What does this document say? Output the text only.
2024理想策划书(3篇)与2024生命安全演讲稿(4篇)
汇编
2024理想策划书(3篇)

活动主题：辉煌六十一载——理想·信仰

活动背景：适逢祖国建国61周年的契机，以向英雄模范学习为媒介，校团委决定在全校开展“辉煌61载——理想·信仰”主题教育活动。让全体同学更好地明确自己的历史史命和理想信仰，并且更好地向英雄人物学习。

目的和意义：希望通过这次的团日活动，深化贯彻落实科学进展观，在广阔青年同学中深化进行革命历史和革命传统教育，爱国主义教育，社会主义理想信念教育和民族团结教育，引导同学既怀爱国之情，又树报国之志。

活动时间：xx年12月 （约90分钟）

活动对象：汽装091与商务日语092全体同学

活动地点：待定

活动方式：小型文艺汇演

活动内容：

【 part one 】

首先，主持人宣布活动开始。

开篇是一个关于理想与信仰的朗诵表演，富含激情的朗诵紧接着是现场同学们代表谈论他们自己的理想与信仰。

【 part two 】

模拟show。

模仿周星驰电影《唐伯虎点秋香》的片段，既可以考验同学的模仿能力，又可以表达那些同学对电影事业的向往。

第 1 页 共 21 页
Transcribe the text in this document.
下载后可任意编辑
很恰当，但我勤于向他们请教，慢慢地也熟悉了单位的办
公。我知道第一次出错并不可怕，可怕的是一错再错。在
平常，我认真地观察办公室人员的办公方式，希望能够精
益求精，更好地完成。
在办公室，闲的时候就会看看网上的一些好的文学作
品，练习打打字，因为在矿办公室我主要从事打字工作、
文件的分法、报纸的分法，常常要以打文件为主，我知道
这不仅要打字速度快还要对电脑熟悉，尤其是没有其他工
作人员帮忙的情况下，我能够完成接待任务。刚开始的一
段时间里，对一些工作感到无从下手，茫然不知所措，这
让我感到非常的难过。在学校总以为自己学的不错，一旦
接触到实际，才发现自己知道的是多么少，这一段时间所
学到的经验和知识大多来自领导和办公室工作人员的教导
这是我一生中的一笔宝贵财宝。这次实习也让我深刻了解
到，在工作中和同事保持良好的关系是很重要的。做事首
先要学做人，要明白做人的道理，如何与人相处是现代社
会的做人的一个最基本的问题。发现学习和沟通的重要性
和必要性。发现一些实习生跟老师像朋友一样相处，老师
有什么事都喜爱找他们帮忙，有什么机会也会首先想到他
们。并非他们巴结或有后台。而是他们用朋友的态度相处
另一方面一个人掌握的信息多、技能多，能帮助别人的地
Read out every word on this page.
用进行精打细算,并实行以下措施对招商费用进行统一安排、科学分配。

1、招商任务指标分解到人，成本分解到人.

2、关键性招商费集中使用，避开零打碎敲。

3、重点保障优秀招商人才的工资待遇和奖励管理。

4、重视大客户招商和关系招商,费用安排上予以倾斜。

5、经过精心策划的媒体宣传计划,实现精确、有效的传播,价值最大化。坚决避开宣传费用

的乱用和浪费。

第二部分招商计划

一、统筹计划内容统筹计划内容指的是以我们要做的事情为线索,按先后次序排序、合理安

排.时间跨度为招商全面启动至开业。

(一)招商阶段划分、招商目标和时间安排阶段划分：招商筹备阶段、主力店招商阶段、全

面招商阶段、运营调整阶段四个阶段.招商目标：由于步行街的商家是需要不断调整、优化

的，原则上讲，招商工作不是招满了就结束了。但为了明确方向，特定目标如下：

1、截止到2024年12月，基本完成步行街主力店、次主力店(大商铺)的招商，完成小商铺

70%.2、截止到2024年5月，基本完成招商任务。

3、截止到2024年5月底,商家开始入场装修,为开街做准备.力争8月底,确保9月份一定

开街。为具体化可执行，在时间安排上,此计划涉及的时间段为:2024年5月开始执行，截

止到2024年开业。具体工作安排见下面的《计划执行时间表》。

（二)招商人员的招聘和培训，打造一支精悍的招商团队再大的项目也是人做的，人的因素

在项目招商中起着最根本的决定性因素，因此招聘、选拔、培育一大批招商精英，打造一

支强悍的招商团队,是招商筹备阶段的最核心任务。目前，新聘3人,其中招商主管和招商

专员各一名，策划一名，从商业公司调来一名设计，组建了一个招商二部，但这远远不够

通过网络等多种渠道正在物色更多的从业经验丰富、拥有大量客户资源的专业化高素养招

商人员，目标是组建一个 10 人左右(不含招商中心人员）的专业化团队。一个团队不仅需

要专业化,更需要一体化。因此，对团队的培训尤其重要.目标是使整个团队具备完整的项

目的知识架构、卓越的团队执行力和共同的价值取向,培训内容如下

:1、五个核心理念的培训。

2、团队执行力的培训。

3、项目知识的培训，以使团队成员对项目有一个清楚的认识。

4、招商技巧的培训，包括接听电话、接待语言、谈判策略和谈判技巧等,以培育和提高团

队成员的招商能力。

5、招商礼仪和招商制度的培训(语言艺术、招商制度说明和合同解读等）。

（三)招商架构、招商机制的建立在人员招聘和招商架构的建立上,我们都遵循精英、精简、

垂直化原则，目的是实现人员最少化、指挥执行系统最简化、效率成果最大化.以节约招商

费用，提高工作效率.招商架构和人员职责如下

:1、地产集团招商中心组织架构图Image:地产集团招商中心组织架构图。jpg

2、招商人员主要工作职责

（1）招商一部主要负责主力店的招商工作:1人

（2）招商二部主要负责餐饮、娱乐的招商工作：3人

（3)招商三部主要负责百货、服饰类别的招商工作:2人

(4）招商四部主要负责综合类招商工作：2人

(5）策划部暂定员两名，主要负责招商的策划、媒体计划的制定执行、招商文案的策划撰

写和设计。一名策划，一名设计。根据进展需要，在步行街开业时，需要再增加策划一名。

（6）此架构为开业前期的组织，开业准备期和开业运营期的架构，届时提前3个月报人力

***

What to work on =
Look through the entries above. Extract each line with the word "text".

Expected answer =
What does this document say? Output the text only.
Transcribe the text in this document.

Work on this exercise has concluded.